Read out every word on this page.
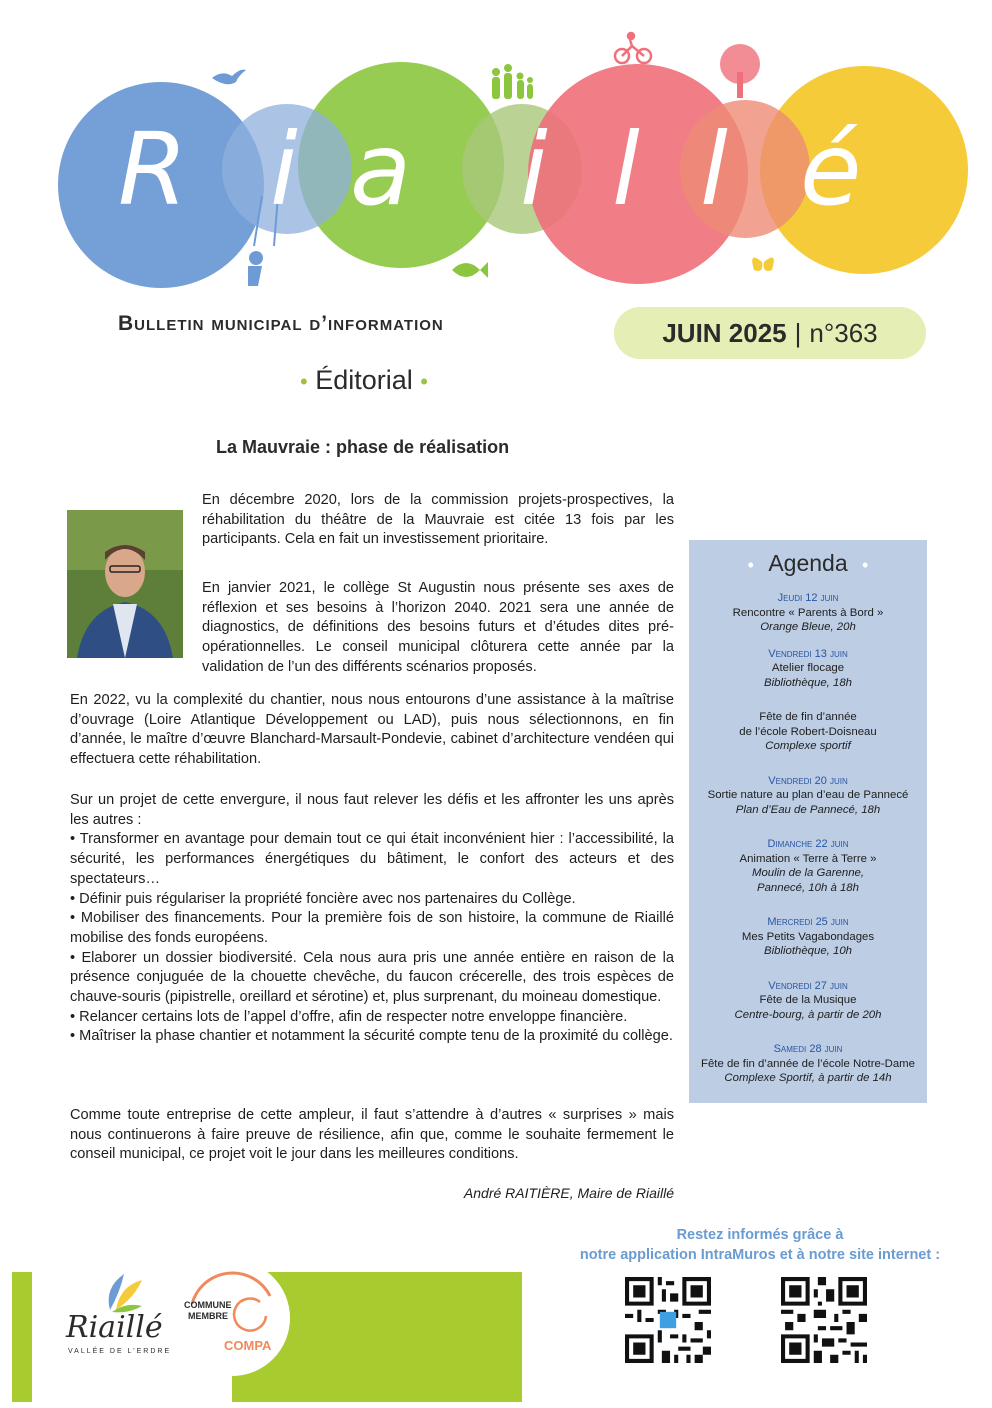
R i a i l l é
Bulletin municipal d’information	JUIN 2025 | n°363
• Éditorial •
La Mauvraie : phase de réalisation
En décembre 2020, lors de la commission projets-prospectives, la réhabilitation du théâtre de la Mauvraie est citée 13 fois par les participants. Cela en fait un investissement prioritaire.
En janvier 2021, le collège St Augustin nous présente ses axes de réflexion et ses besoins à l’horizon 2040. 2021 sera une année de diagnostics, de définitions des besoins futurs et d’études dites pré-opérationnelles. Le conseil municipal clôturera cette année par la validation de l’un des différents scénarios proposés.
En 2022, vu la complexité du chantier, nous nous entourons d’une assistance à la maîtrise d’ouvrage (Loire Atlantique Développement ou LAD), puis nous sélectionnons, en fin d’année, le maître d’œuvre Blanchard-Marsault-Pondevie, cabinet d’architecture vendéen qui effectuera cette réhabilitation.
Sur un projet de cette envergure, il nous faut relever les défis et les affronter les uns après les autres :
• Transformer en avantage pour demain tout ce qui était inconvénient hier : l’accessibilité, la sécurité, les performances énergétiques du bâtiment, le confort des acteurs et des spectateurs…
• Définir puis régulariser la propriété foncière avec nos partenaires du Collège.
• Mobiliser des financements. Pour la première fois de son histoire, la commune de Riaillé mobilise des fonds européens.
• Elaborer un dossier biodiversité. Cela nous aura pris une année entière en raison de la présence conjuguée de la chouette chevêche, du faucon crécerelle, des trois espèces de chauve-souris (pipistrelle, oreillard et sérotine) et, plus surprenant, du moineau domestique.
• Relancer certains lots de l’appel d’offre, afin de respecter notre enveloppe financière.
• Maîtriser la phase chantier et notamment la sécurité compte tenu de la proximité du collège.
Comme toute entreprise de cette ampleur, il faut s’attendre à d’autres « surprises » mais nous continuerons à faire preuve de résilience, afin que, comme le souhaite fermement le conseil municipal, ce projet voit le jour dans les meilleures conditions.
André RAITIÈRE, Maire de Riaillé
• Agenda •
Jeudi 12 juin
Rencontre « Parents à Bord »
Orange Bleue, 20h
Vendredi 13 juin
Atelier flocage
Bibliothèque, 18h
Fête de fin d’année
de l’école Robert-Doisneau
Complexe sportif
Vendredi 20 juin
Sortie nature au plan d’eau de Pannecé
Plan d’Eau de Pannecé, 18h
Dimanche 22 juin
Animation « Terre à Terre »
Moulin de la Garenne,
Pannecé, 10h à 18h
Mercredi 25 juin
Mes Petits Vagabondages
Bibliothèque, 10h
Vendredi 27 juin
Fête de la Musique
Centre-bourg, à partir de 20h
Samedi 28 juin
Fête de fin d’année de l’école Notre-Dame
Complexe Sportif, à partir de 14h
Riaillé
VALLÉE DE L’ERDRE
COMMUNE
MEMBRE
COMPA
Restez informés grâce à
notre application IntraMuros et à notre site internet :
□ □ □ □ □ □ □
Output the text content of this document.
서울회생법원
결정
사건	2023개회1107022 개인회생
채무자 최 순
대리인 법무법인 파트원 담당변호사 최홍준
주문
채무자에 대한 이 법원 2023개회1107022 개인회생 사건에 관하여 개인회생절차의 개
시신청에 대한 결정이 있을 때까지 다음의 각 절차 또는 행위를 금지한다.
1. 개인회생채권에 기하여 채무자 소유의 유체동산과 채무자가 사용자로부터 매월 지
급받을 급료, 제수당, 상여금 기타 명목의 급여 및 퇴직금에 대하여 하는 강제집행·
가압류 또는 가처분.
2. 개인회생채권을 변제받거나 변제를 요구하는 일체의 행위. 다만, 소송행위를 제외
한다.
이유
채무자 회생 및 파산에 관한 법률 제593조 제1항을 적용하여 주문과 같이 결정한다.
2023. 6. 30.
□ □ □ □ □ □ □
List every line above that holds the word "afin".

• Relancer certains lots de l’appel d’offre, afin de respecter notre enveloppe financière.
Comme toute entreprise de cette ampleur, il faut s’attendre à d’autres « surprises » mais nous continuerons à faire preuve de résilience, afin que, comme le souhaite fermement le conseil municipal, ce projet voit le jour dans les meilleures conditions.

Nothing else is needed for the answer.